- [Challenge]: Every record should be written out exactly, with the pictures left out.

------------

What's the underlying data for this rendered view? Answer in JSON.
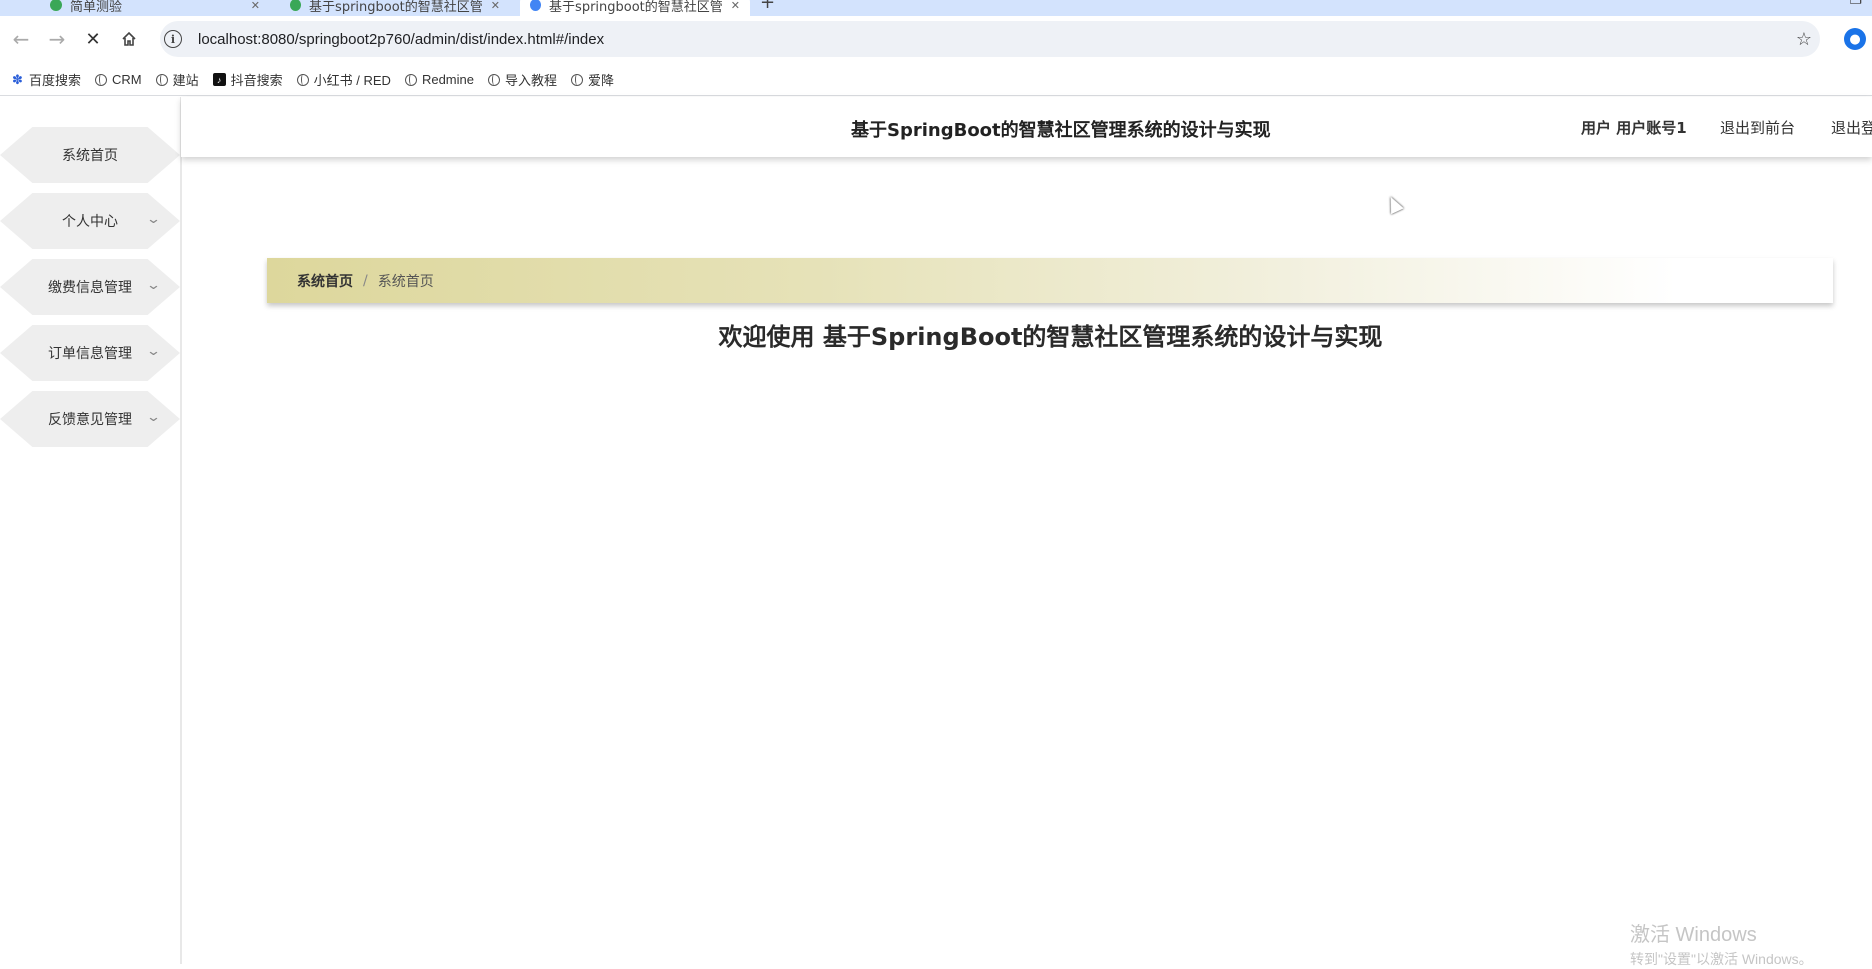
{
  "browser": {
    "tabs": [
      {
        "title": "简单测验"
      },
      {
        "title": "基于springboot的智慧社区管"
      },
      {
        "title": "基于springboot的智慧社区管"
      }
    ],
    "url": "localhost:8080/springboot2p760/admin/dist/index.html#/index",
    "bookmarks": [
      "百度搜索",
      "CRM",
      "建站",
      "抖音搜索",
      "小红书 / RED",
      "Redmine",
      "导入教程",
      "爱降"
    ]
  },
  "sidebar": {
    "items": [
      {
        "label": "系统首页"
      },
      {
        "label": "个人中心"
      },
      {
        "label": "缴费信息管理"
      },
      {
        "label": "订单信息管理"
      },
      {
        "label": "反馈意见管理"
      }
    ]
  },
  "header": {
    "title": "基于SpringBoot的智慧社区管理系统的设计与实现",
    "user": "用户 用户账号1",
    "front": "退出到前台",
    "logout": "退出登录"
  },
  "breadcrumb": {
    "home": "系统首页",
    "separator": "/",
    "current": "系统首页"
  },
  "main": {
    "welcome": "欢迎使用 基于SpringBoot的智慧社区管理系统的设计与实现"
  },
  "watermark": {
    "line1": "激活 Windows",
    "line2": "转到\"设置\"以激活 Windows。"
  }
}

------------

- [Response to the exercise]:
What's the underlying data for this rendered view? Answer in JSON.
{
  "browser": {
    "tabs": [
      {
        "title": "简单测验"
      },
      {
        "title": "基于springboot的智慧社区管"
      },
      {
        "title": "基于springboot的智慧社区管"
      }
    ],
    "url": "localhost:8080/springboot2p760/admin/dist/index.html#/index",
    "bookmarks": [
      "百度搜索",
      "CRM",
      "建站",
      "抖音搜索",
      "小红书 / RED",
      "Redmine",
      "导入教程",
      "爱降"
    ]
  },
  "sidebar": {
    "items": [
      {
        "label": "系统首页"
      },
      {
        "label": "个人中心"
      },
      {
        "label": "缴费信息管理"
      },
      {
        "label": "订单信息管理"
      },
      {
        "label": "反馈意见管理"
      }
    ]
  },
  "header": {
    "title": "基于SpringBoot的智慧社区管理系统的设计与实现",
    "user": "用户 用户账号1",
    "front": "退出到前台",
    "logout": "退出登录"
  },
  "breadcrumb": {
    "home": "系统首页",
    "separator": "/",
    "current": "系统首页"
  },
  "main": {
    "welcome": "欢迎使用 基于SpringBoot的智慧社区管理系统的设计与实现"
  },
  "watermark": {
    "line1": "激活 Windows",
    "line2": "转到\"设置\"以激活 Windows。"
  }
}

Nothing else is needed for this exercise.